══ Material provided ══

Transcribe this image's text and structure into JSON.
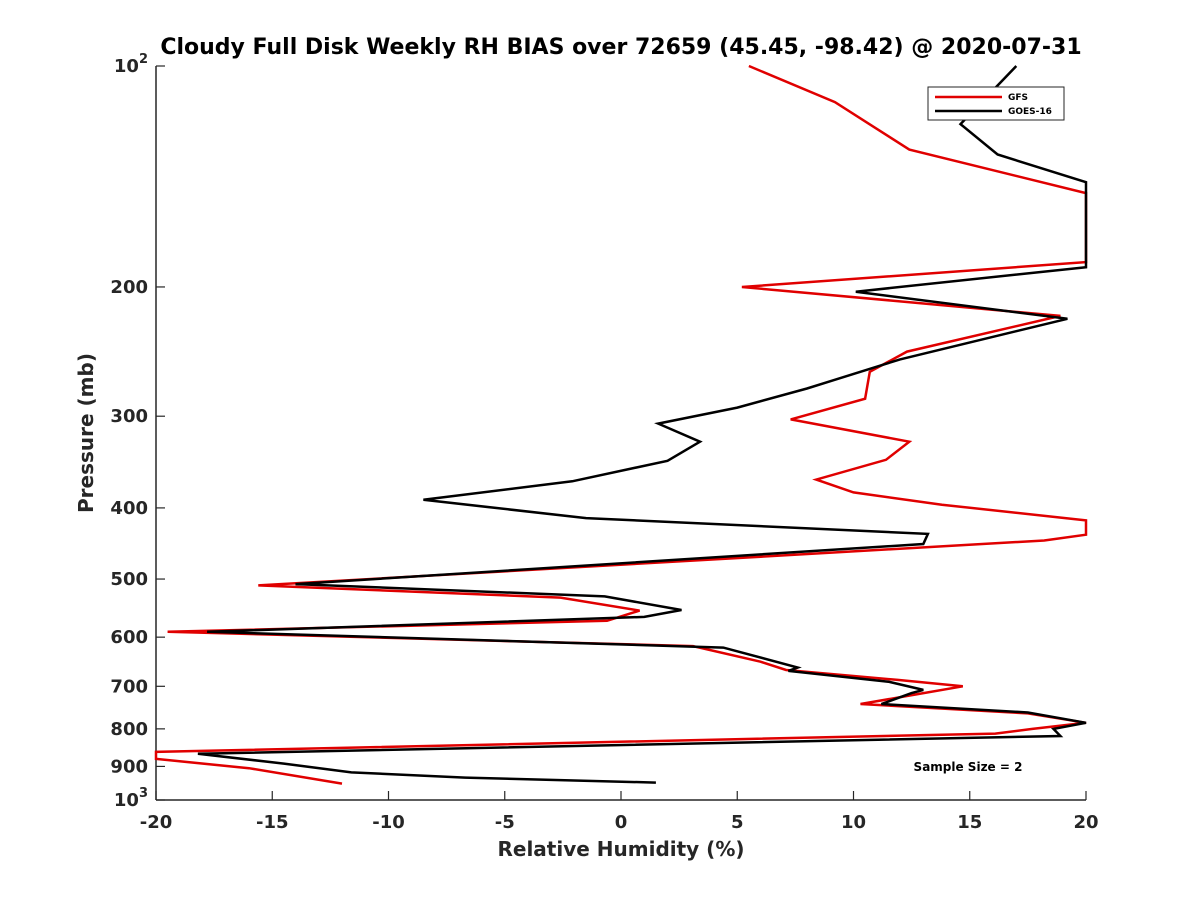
{
  "chart_data": {
    "type": "line",
    "title": "Cloudy Full Disk Weekly RH BIAS over 72659 (45.45, -98.42) @ 2020-07-31",
    "xlabel": "Relative Humidity (%)",
    "ylabel": "Pressure (mb)",
    "xlim": [
      -20,
      20
    ],
    "ylim": [
      100,
      1000
    ],
    "yscale": "log",
    "yreversed": true,
    "grid": false,
    "legend_position": "top-right",
    "x_ticks": [
      "-20",
      "-15",
      "-10",
      "-5",
      "0",
      "5",
      "10",
      "15",
      "20"
    ],
    "y_ticks": [
      {
        "value": 100,
        "label": "10",
        "sup": "2"
      },
      {
        "value": 200,
        "label": "200",
        "sup": ""
      },
      {
        "value": 300,
        "label": "300",
        "sup": ""
      },
      {
        "value": 400,
        "label": "400",
        "sup": ""
      },
      {
        "value": 500,
        "label": "500",
        "sup": ""
      },
      {
        "value": 600,
        "label": "600",
        "sup": ""
      },
      {
        "value": 700,
        "label": "700",
        "sup": ""
      },
      {
        "value": 800,
        "label": "800",
        "sup": ""
      },
      {
        "value": 900,
        "label": "900",
        "sup": ""
      },
      {
        "value": 1000,
        "label": "10",
        "sup": "3"
      }
    ],
    "series": [
      {
        "name": "GFS",
        "color": "#e00000",
        "points": [
          [
            5.5,
            100
          ],
          [
            9.2,
            112
          ],
          [
            12.4,
            130
          ],
          [
            20.0,
            149
          ],
          [
            20.0,
            185
          ],
          [
            5.2,
            200
          ],
          [
            18.9,
            219
          ],
          [
            12.3,
            245
          ],
          [
            10.7,
            261
          ],
          [
            10.5,
            284
          ],
          [
            7.3,
            303
          ],
          [
            12.4,
            325
          ],
          [
            11.4,
            344
          ],
          [
            8.4,
            366
          ],
          [
            10.0,
            381
          ],
          [
            13.8,
            396
          ],
          [
            20.0,
            416
          ],
          [
            20.0,
            435
          ],
          [
            18.2,
            443
          ],
          [
            -15.6,
            510
          ],
          [
            -2.6,
            530
          ],
          [
            0.8,
            552
          ],
          [
            -0.6,
            570
          ],
          [
            -19.5,
            590
          ],
          [
            3.1,
            617
          ],
          [
            6.0,
            648
          ],
          [
            7.1,
            665
          ],
          [
            11.9,
            686
          ],
          [
            14.7,
            700
          ],
          [
            12.7,
            718
          ],
          [
            10.3,
            740
          ],
          [
            17.5,
            762
          ],
          [
            20.0,
            785
          ],
          [
            17.7,
            800
          ],
          [
            16.1,
            812
          ],
          [
            -20.0,
            860
          ],
          [
            -20.0,
            879
          ],
          [
            -16.0,
            905
          ],
          [
            -12.0,
            950
          ]
        ]
      },
      {
        "name": "GOES-16",
        "color": "#000000",
        "points": [
          [
            17.0,
            100
          ],
          [
            14.6,
            120
          ],
          [
            16.2,
            132
          ],
          [
            20.0,
            144
          ],
          [
            20.0,
            188
          ],
          [
            10.1,
            203
          ],
          [
            19.2,
            221
          ],
          [
            12.0,
            251
          ],
          [
            8.0,
            275
          ],
          [
            5.0,
            292
          ],
          [
            1.6,
            307
          ],
          [
            3.4,
            325
          ],
          [
            2.0,
            345
          ],
          [
            -2.1,
            368
          ],
          [
            -8.5,
            390
          ],
          [
            -1.5,
            413
          ],
          [
            13.2,
            434
          ],
          [
            13.0,
            448
          ],
          [
            -14.0,
            508
          ],
          [
            -0.7,
            528
          ],
          [
            2.6,
            551
          ],
          [
            1.0,
            563
          ],
          [
            -17.8,
            590
          ],
          [
            4.4,
            620
          ],
          [
            7.6,
            660
          ],
          [
            7.2,
            667
          ],
          [
            11.5,
            690
          ],
          [
            13.0,
            708
          ],
          [
            12.5,
            715
          ],
          [
            11.2,
            740
          ],
          [
            17.5,
            760
          ],
          [
            20.0,
            785
          ],
          [
            18.6,
            800
          ],
          [
            18.9,
            818
          ],
          [
            -18.2,
            865
          ],
          [
            -14.5,
            892
          ],
          [
            -11.6,
            917
          ],
          [
            -6.7,
            932
          ],
          [
            1.5,
            947
          ]
        ]
      }
    ],
    "annotation": "Sample Size = 2"
  }
}
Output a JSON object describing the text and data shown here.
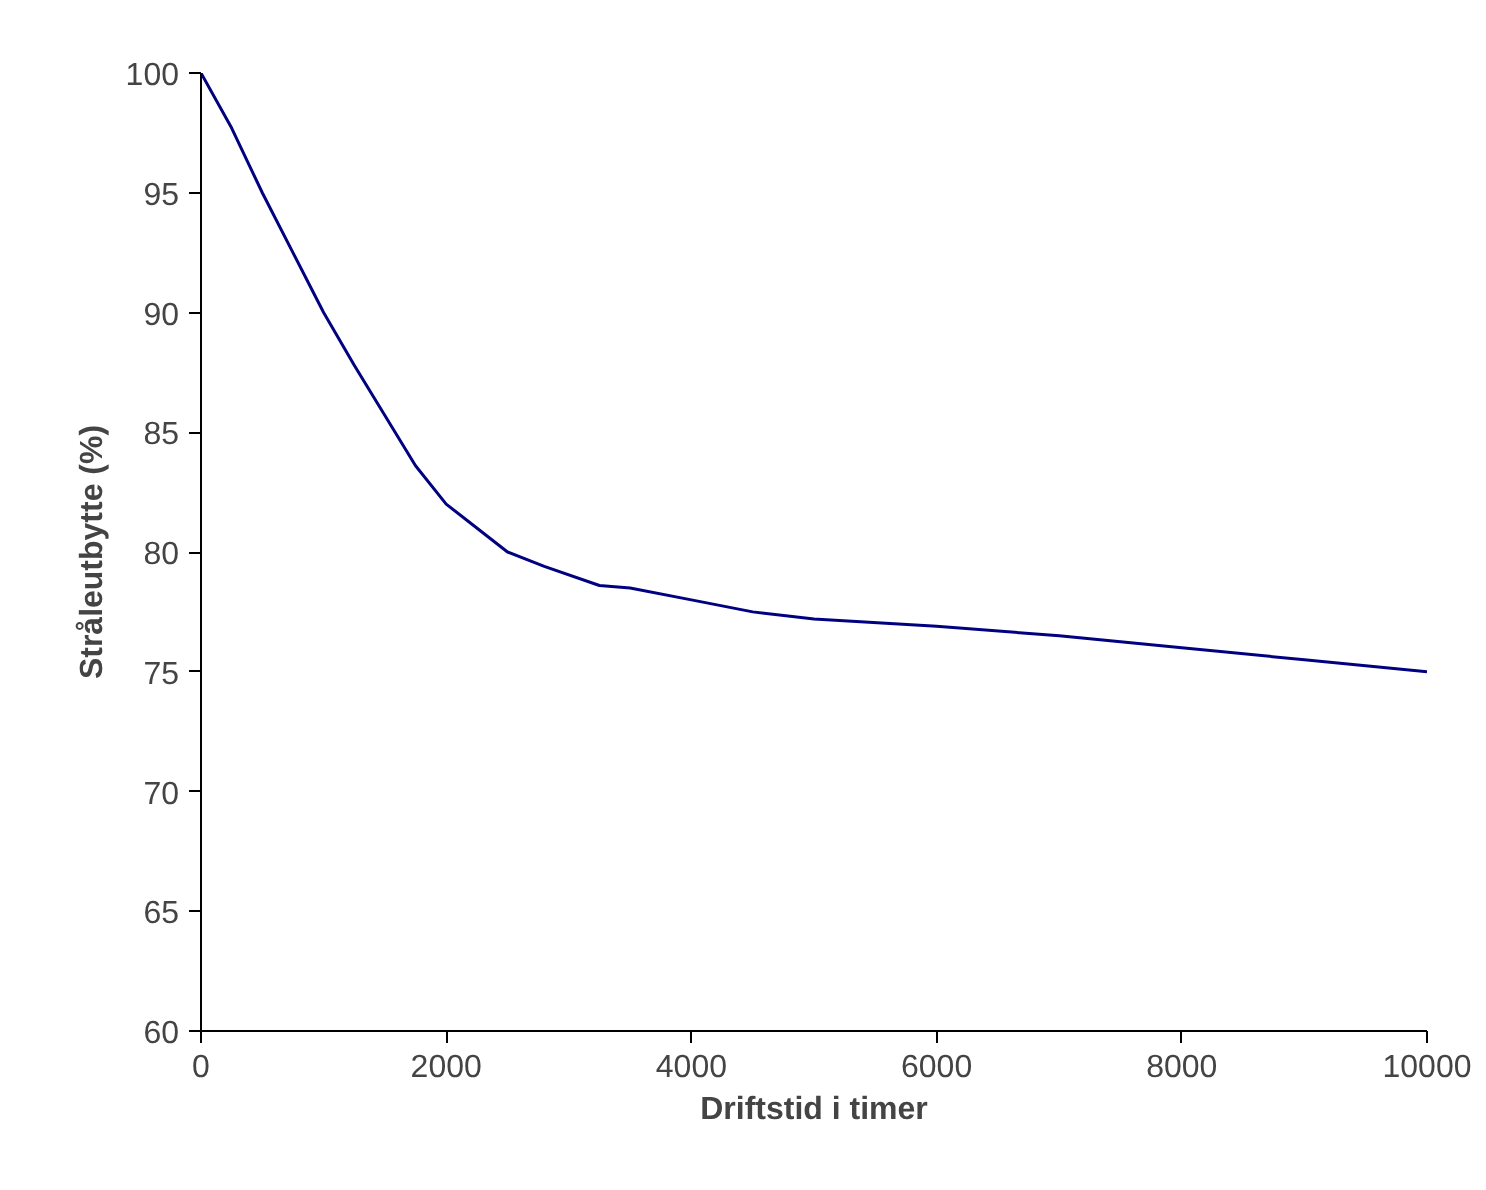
{
  "chart_data": {
    "type": "line",
    "xlabel": "Driftstid i timer",
    "ylabel": "Stråleutbytte (%)",
    "x": [
      0,
      250,
      500,
      750,
      1000,
      1250,
      1500,
      1750,
      2000,
      2200,
      2500,
      2800,
      3250,
      3500,
      4000,
      4500,
      5000,
      6000,
      7000,
      8000,
      9000,
      10000
    ],
    "series": [
      {
        "color": "#000080",
        "values": [
          100,
          97.7,
          95,
          92.5,
          90,
          87.8,
          85.7,
          83.6,
          82,
          81.2,
          80,
          79.4,
          78.6,
          78.5,
          78,
          77.5,
          77.2,
          76.9,
          76.5,
          76,
          75.5,
          75
        ]
      }
    ],
    "xlim": [
      0,
      10000
    ],
    "xticks": [
      0,
      2000,
      4000,
      6000,
      8000,
      10000
    ],
    "ylim": [
      60,
      100
    ],
    "yticks": [
      60,
      65,
      70,
      75,
      80,
      85,
      90,
      95,
      100
    ],
    "grid": false,
    "marker": "none",
    "line_style": "solid"
  }
}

═══

**Goal of the exercise:** Using the data above, print every line exactly, omitting pictures.

**Task output:**
Transcribe this image's text and structure into JSON.
{
  "chart_data": {
    "type": "line",
    "title": "Cloudy Full Disk Weekly RH BIAS over 72659 (45.45, -98.42) @ 2020-07-31",
    "xlabel": "Relative Humidity (%)",
    "ylabel": "Pressure (mb)",
    "xlim": [
      -20,
      20
    ],
    "ylim": [
      100,
      1000
    ],
    "yscale": "log",
    "yreversed": true,
    "grid": false,
    "legend_position": "top-right",
    "x_ticks": [
      "-20",
      "-15",
      "-10",
      "-5",
      "0",
      "5",
      "10",
      "15",
      "20"
    ],
    "y_ticks": [
      {
        "value": 100,
        "label": "10",
        "sup": "2"
      },
      {
        "value": 200,
        "label": "200",
        "sup": ""
      },
      {
        "value": 300,
        "label": "300",
        "sup": ""
      },
      {
        "value": 400,
        "label": "400",
        "sup": ""
      },
      {
        "value": 500,
        "label": "500",
        "sup": ""
      },
      {
        "value": 600,
        "label": "600",
        "sup": ""
      },
      {
        "value": 700,
        "label": "700",
        "sup": ""
      },
      {
        "value": 800,
        "label": "800",
        "sup": ""
      },
      {
        "value": 900,
        "label": "900",
        "sup": ""
      },
      {
        "value": 1000,
        "label": "10",
        "sup": "3"
      }
    ],
    "series": [
      {
        "name": "GFS",
        "color": "#e00000",
        "points": [
          [
            5.5,
            100
          ],
          [
            9.2,
            112
          ],
          [
            12.4,
            130
          ],
          [
            20.0,
            149
          ],
          [
            20.0,
            185
          ],
          [
            5.2,
            200
          ],
          [
            18.9,
            219
          ],
          [
            12.3,
            245
          ],
          [
            10.7,
            261
          ],
          [
            10.5,
            284
          ],
          [
            7.3,
            303
          ],
          [
            12.4,
            325
          ],
          [
            11.4,
            344
          ],
          [
            8.4,
            366
          ],
          [
            10.0,
            381
          ],
          [
            13.8,
            396
          ],
          [
            20.0,
            416
          ],
          [
            20.0,
            435
          ],
          [
            18.2,
            443
          ],
          [
            -15.6,
            510
          ],
          [
            -2.6,
            530
          ],
          [
            0.8,
            552
          ],
          [
            -0.6,
            570
          ],
          [
            -19.5,
            590
          ],
          [
            3.1,
            617
          ],
          [
            6.0,
            648
          ],
          [
            7.1,
            665
          ],
          [
            11.9,
            686
          ],
          [
            14.7,
            700
          ],
          [
            12.7,
            718
          ],
          [
            10.3,
            740
          ],
          [
            17.5,
            762
          ],
          [
            20.0,
            785
          ],
          [
            17.7,
            800
          ],
          [
            16.1,
            812
          ],
          [
            -20.0,
            860
          ],
          [
            -20.0,
            879
          ],
          [
            -16.0,
            905
          ],
          [
            -12.0,
            950
          ]
        ]
      },
      {
        "name": "GOES-16",
        "color": "#000000",
        "points": [
          [
            17.0,
            100
          ],
          [
            14.6,
            120
          ],
          [
            16.2,
            132
          ],
          [
            20.0,
            144
          ],
          [
            20.0,
            188
          ],
          [
            10.1,
            203
          ],
          [
            19.2,
            221
          ],
          [
            12.0,
            251
          ],
          [
            8.0,
            275
          ],
          [
            5.0,
            292
          ],
          [
            1.6,
            307
          ],
          [
            3.4,
            325
          ],
          [
            2.0,
            345
          ],
          [
            -2.1,
            368
          ],
          [
            -8.5,
            390
          ],
          [
            -1.5,
            413
          ],
          [
            13.2,
            434
          ],
          [
            13.0,
            448
          ],
          [
            -14.0,
            508
          ],
          [
            -0.7,
            528
          ],
          [
            2.6,
            551
          ],
          [
            1.0,
            563
          ],
          [
            -17.8,
            590
          ],
          [
            4.4,
            620
          ],
          [
            7.6,
            660
          ],
          [
            7.2,
            667
          ],
          [
            11.5,
            690
          ],
          [
            13.0,
            708
          ],
          [
            12.5,
            715
          ],
          [
            11.2,
            740
          ],
          [
            17.5,
            760
          ],
          [
            20.0,
            785
          ],
          [
            18.6,
            800
          ],
          [
            18.9,
            818
          ],
          [
            -18.2,
            865
          ],
          [
            -14.5,
            892
          ],
          [
            -11.6,
            917
          ],
          [
            -6.7,
            932
          ],
          [
            1.5,
            947
          ]
        ]
      }
    ],
    "annotation": "Sample Size = 2"
  }
}
Output a JSON object describing the text and data shown here.
{
  "chart_data": {
    "type": "line",
    "xlabel": "Driftstid i timer",
    "ylabel": "Stråleutbytte (%)",
    "x": [
      0,
      250,
      500,
      750,
      1000,
      1250,
      1500,
      1750,
      2000,
      2200,
      2500,
      2800,
      3250,
      3500,
      4000,
      4500,
      5000,
      6000,
      7000,
      8000,
      9000,
      10000
    ],
    "series": [
      {
        "color": "#000080",
        "values": [
          100,
          97.7,
          95,
          92.5,
          90,
          87.8,
          85.7,
          83.6,
          82,
          81.2,
          80,
          79.4,
          78.6,
          78.5,
          78,
          77.5,
          77.2,
          76.9,
          76.5,
          76,
          75.5,
          75
        ]
      }
    ],
    "xlim": [
      0,
      10000
    ],
    "xticks": [
      0,
      2000,
      4000,
      6000,
      8000,
      10000
    ],
    "ylim": [
      60,
      100
    ],
    "yticks": [
      60,
      65,
      70,
      75,
      80,
      85,
      90,
      95,
      100
    ],
    "grid": false,
    "marker": "none",
    "line_style": "solid"
  }
}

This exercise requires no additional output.